OBJECTIVE:
Format the part of the data that opens with the line containing "lottery-banner[interactable]: 今日剩余一次抽奖机会: [10, 38, 523, 118]" and closes with the line containing "650, 534, 768]", both included, as a JSON list of strings with one string per line and no blank lines.

Annotated region listings:
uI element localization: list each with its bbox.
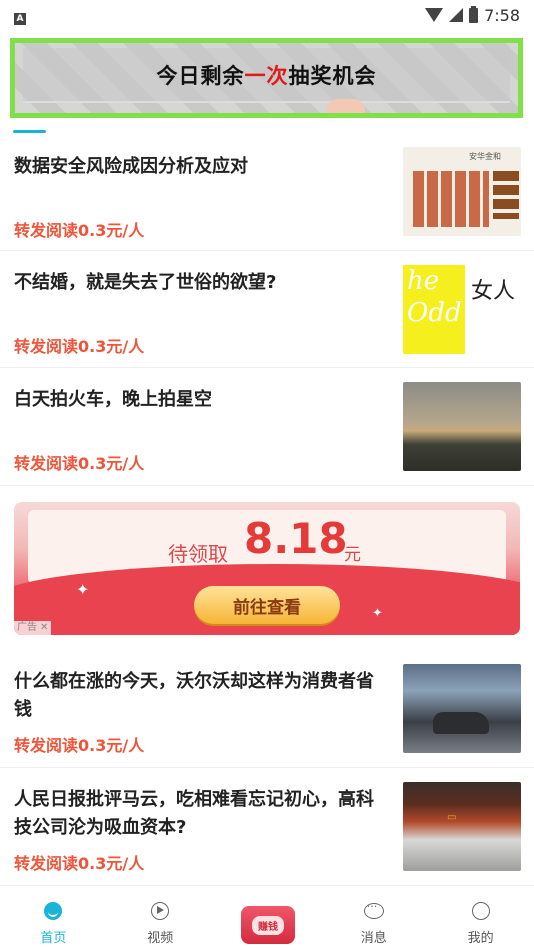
lottery-banner[interactable]: 今日剩余一次抽奖机会: [10, 38, 523, 118]
article-title: 不结婚，就是失去了世俗的欲望?: [14, 272, 277, 293]
nav-me-label: 我的: [467, 931, 494, 946]
thumbnail-header: 安华金和: [469, 152, 501, 161]
tab-indicator: [13, 130, 46, 133]
red-packet-ad[interactable]: 待领取 8.18 元 前往查看 ✦ ✦ 广告 ✕: [14, 502, 520, 635]
nav-home[interactable]: 首页: [0, 886, 107, 950]
article-item[interactable]: 不结婚，就是失去了世俗的欲望? 转发阅读0.3元/人 he Odd 女人: [0, 251, 534, 368]
sparkle-icon: ✦: [76, 580, 90, 599]
ad-amount-label: 待领取: [168, 542, 228, 566]
article-thumbnail: [403, 664, 521, 753]
hand-icon: [327, 99, 365, 113]
status-time: 7:58: [484, 5, 520, 25]
play-icon: [151, 902, 170, 920]
article-thumbnail: 安华金和: [403, 147, 521, 236]
article-reward: 转发阅读0.3元/人: [14, 854, 145, 873]
article-reward: 转发阅读0.3元/人: [14, 337, 145, 356]
nav-video[interactable]: 视频: [107, 886, 214, 950]
article-item[interactable]: 白天拍火车，晚上拍星空 转发阅读0.3元/人: [0, 368, 534, 486]
chat-bubble-icon: [363, 900, 384, 919]
article-item[interactable]: 什么都在涨的今天，沃尔沃却这样为消费者省钱 转发阅读0.3元/人: [0, 650, 534, 768]
article-thumbnail: he Odd 女人: [403, 265, 521, 354]
article-thumbnail: [403, 382, 521, 471]
ad-badge[interactable]: 广告 ✕: [14, 621, 52, 635]
wifi-icon: [425, 8, 444, 22]
ad-unit: 元: [344, 545, 361, 565]
nav-messages[interactable]: 消息: [320, 886, 427, 950]
ad-amount: 8.18: [244, 514, 348, 563]
earn-label: 赚钱: [252, 915, 284, 935]
view-now-button[interactable]: 前往查看: [194, 586, 340, 624]
profile-icon: [471, 902, 490, 920]
signal-icon: [449, 8, 464, 22]
home-icon: [44, 902, 63, 920]
status-bar: A 7:58: [0, 0, 534, 30]
nav-me[interactable]: 我的: [427, 886, 534, 950]
nav-messages-label: 消息: [360, 931, 387, 946]
nav-home-label: 首页: [40, 931, 67, 946]
article-reward: 转发阅读0.3元/人: [14, 221, 145, 240]
article-reward: 转发阅读0.3元/人: [14, 736, 145, 755]
article-title: 数据安全风险成因分析及应对: [14, 156, 248, 177]
article-item[interactable]: 人民日报批评马云，吃相难看忘记初心，高科技公司沦为吸血资本? 转发阅读0.3元/…: [0, 768, 534, 885]
nav-video-label: 视频: [147, 931, 174, 946]
article-thumbnail: ▭: [403, 782, 521, 871]
ad-close-icon[interactable]: ✕: [40, 621, 48, 635]
battery-icon: [469, 5, 479, 23]
banner-text: 今日剩余一次抽奖机会: [156, 63, 377, 88]
sparkle-icon: ✦: [372, 606, 383, 621]
earn-button[interactable]: 赚钱: [241, 906, 295, 944]
notification-icon: A: [14, 12, 26, 25]
article-item[interactable]: 数据安全风险成因分析及应对 转发阅读0.3元/人 安华金和: [0, 135, 534, 251]
article-reward: 转发阅读0.3元/人: [14, 454, 145, 473]
article-title: 什么都在涨的今天，沃尔沃却这样为消费者省钱: [14, 671, 374, 720]
article-title: 人民日报批评马云，吃相难看忘记初心，高科技公司沦为吸血资本?: [14, 789, 374, 838]
banner-highlight: 一次: [244, 63, 289, 88]
article-title: 白天拍火车，晚上拍星空: [14, 389, 212, 410]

SOLUTION TO THE EXERCISE:
[
  "lottery-banner[interactable]: 今日剩余一次抽奖机会: [10, 38, 523, 118]",
  "article-title: 不结婚，就是失去了世俗的欲望?: [14, 272, 277, 293]",
  "nav-me-label: 我的: [467, 931, 494, 946]",
  "thumbnail-header: 安华金和: [469, 152, 501, 161]",
  "tab-indicator: [13, 130, 46, 133]",
  "red-packet-ad[interactable]: 待领取 8.18 元 前往查看 ✦ ✦ 广告 ✕: [14, 502, 520, 635]",
  "nav-home[interactable]: 首页: [0, 886, 107, 950]",
  "article-item[interactable]: 不结婚，就是失去了世俗的欲望? 转发阅读0.3元/人 he Odd 女人: [0, 251, 534, 368]",
  "sparkle-icon: ✦: [76, 580, 90, 599]",
  "ad-amount-label: 待领取: [168, 542, 228, 566]",
  "article-thumbnail: [403, 664, 521, 753]",
  "hand-icon: [327, 99, 365, 113]",
  "status-time: 7:58: [484, 5, 520, 25]",
  "play-icon: [151, 902, 170, 920]",
  "article-thumbnail: 安华金和: [403, 147, 521, 236]",
  "article-reward: 转发阅读0.3元/人: [14, 854, 145, 873]",
  "article-reward: 转发阅读0.3元/人: [14, 337, 145, 356]",
  "nav-video[interactable]: 视频: [107, 886, 214, 950]",
  "article-item[interactable]: 白天拍火车，晚上拍星空 转发阅读0.3元/人: [0, 368, 534, 486]",
  "chat-bubble-icon: [363, 900, 384, 919]",
  "article-item[interactable]: 什么都在涨的今天，沃尔沃却这样为消费者省钱 转发阅读0.3元/人: [0, 650, 534, 768]"
]